Copy every line of the entries that includes the word "structured".

===== GIVEN DATA =====

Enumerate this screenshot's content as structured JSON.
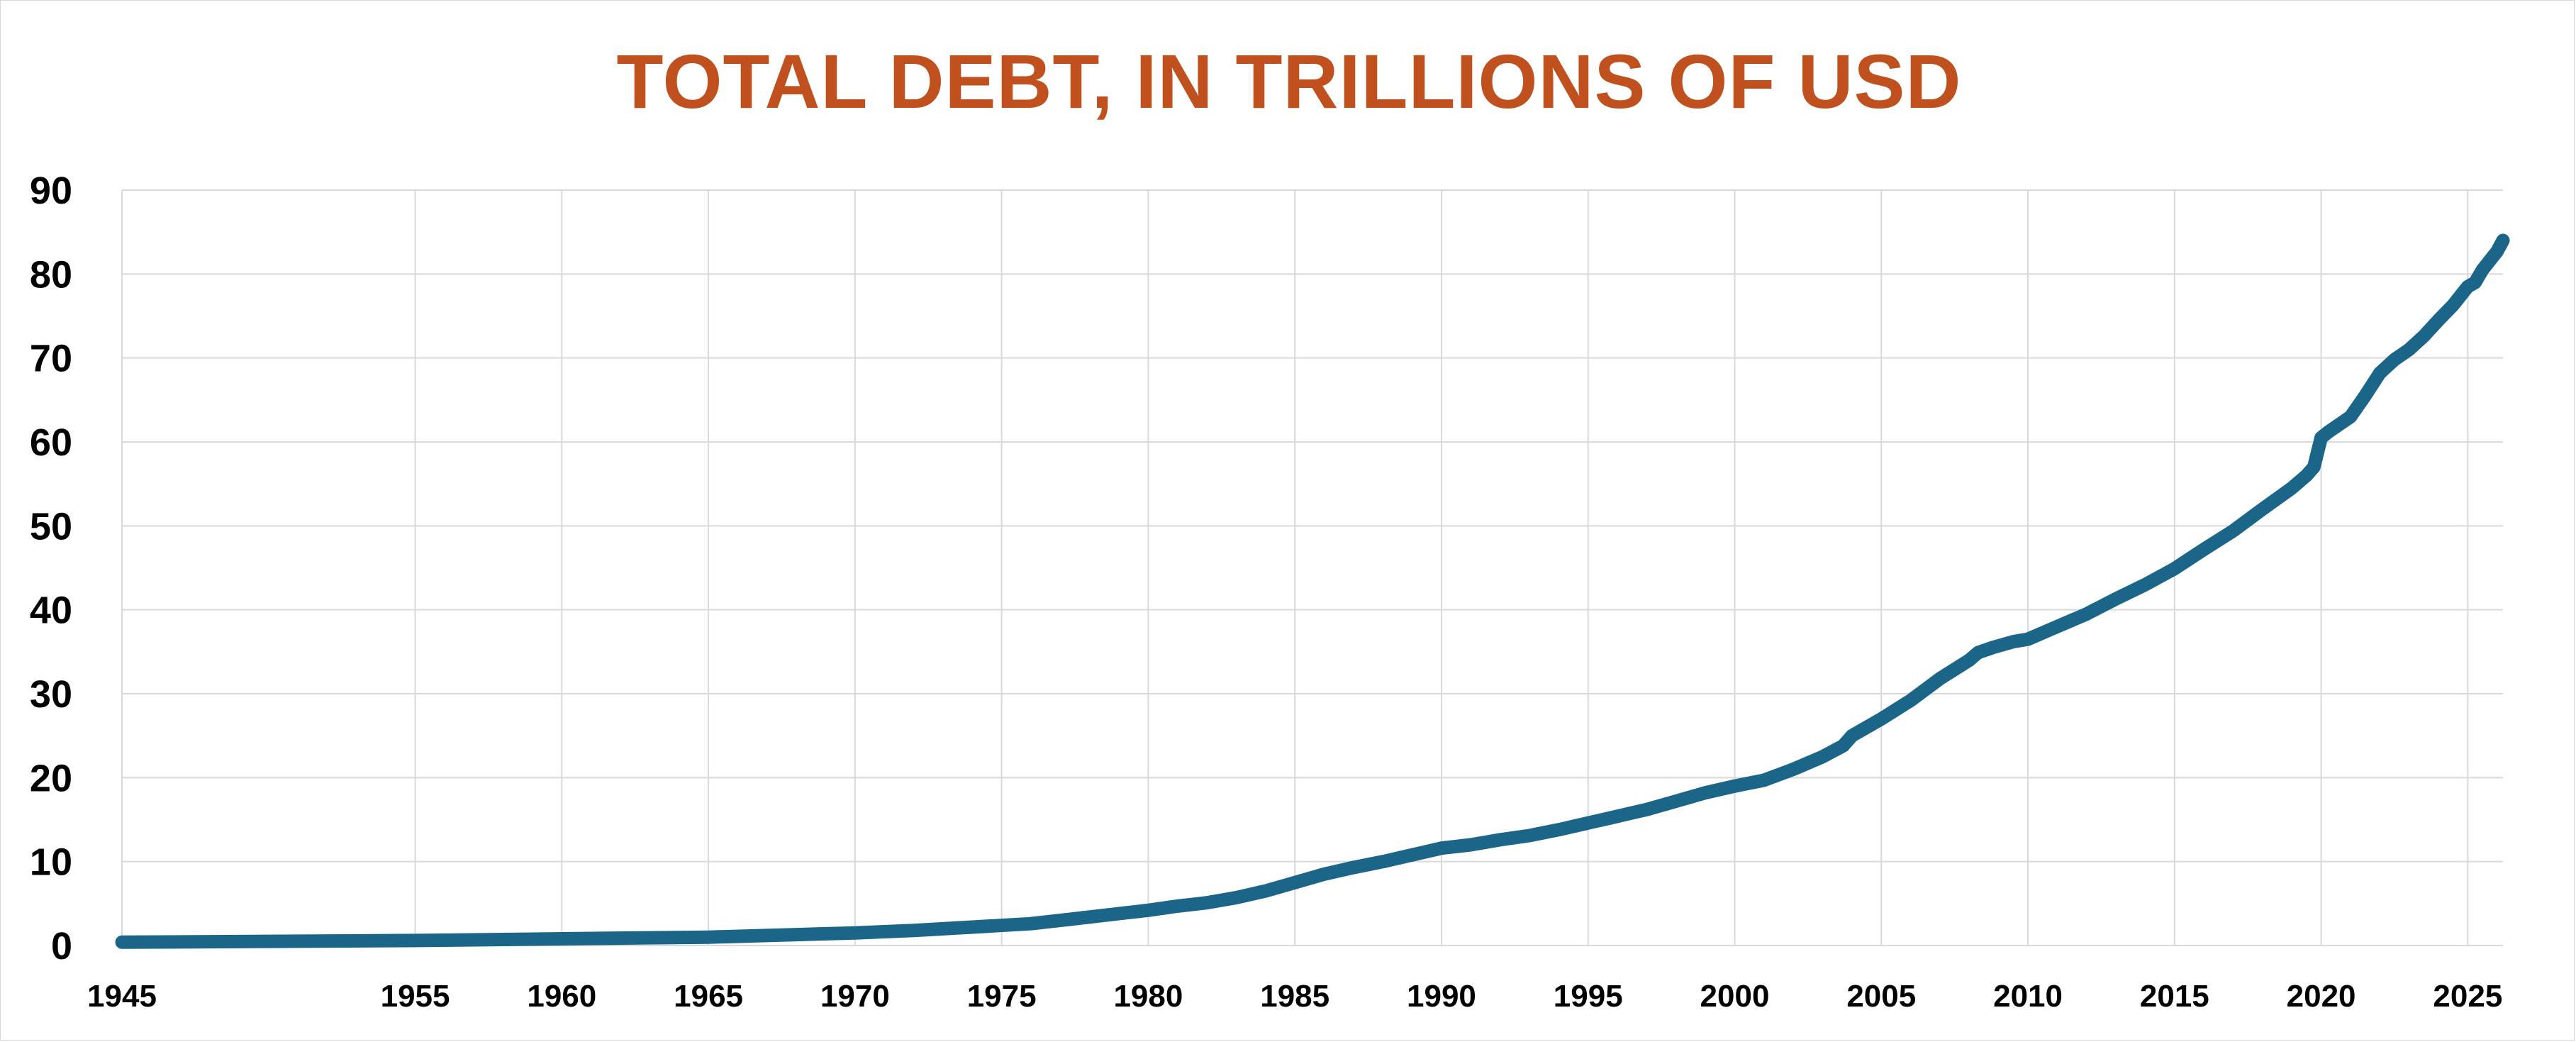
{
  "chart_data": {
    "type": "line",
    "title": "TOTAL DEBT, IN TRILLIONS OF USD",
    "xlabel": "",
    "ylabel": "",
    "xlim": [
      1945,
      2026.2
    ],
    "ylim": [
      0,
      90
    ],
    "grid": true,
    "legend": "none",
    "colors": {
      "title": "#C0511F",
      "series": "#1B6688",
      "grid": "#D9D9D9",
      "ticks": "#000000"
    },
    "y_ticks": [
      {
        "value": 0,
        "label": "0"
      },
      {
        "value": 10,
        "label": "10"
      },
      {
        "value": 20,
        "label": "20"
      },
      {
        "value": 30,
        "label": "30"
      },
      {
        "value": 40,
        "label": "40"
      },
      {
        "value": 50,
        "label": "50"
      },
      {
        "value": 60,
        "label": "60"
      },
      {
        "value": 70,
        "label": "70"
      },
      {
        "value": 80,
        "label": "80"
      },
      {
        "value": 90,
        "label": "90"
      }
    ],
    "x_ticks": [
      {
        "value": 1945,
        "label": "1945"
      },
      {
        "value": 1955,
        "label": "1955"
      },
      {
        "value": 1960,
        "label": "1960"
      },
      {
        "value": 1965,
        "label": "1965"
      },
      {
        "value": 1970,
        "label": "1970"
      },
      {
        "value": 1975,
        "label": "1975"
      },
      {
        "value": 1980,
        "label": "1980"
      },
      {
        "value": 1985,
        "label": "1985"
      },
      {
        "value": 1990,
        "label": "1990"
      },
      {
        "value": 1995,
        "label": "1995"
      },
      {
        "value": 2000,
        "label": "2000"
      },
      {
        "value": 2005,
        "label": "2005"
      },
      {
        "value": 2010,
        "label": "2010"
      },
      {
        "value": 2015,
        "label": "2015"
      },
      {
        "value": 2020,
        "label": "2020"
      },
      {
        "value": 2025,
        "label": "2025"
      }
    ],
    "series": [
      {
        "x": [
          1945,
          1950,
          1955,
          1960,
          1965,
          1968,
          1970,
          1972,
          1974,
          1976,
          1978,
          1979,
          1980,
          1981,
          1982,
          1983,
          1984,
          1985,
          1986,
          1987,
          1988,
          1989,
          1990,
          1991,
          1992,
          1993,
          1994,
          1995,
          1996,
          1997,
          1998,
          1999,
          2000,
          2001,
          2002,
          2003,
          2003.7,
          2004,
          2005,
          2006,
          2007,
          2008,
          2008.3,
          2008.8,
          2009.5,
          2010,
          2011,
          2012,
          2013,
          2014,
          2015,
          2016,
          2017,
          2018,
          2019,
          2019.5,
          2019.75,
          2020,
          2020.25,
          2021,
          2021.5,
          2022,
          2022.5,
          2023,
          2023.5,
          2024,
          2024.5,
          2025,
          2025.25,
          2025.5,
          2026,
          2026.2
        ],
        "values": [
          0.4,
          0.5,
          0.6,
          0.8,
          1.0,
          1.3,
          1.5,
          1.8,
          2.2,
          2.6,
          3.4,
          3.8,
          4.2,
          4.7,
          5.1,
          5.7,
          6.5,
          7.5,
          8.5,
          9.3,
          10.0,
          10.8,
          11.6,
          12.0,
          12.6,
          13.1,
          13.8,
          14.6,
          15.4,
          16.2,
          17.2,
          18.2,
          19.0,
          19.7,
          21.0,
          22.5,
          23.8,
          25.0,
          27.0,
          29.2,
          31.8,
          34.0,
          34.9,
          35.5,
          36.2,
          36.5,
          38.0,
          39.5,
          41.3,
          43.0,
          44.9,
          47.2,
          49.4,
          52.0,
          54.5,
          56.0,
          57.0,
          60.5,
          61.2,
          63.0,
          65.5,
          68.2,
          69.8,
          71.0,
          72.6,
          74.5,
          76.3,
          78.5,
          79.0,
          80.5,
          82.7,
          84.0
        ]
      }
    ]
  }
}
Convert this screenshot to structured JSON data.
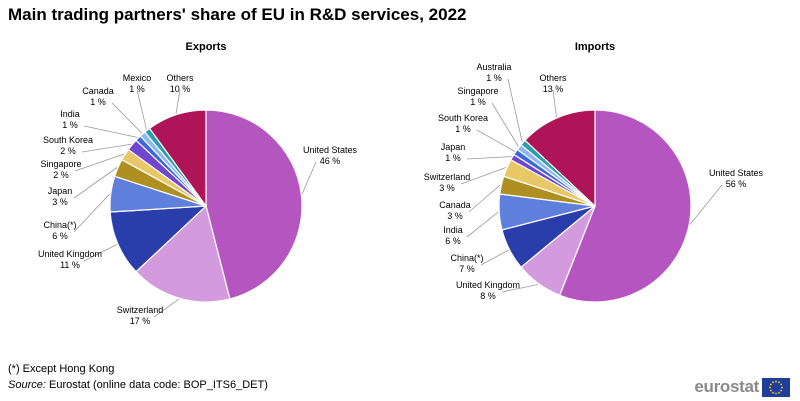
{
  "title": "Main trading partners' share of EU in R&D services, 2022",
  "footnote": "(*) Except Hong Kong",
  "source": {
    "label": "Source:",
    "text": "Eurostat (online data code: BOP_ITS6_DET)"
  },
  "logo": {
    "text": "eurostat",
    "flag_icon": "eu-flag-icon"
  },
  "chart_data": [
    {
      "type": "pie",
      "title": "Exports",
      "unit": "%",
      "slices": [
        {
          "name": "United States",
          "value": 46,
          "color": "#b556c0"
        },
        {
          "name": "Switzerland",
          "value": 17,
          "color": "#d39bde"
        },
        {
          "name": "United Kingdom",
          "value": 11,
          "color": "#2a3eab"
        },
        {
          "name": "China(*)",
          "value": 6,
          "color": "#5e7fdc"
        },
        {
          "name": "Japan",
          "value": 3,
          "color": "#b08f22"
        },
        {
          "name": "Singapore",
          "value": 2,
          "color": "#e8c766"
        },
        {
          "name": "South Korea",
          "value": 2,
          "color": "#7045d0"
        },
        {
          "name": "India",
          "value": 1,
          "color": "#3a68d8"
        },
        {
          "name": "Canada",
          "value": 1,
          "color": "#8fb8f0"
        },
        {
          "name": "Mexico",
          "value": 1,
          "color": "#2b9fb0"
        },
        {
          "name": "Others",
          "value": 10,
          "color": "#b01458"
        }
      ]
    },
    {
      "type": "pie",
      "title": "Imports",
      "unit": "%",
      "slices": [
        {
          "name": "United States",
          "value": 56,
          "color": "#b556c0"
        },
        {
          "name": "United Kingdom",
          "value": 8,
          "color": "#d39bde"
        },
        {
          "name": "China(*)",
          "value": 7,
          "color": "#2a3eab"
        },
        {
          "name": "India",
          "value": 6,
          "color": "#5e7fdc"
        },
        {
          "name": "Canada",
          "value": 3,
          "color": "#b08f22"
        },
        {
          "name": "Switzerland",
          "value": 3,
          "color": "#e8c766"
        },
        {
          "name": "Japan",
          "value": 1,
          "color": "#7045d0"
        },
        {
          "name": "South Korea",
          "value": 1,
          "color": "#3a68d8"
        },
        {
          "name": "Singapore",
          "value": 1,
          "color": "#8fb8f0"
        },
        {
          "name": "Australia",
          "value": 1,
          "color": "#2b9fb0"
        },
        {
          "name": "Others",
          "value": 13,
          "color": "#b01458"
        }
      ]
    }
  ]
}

=====

# OUTPUT BELOW
Enumerate this screenshot's content as structured JSON.
Convert this screenshot to structured JSON data.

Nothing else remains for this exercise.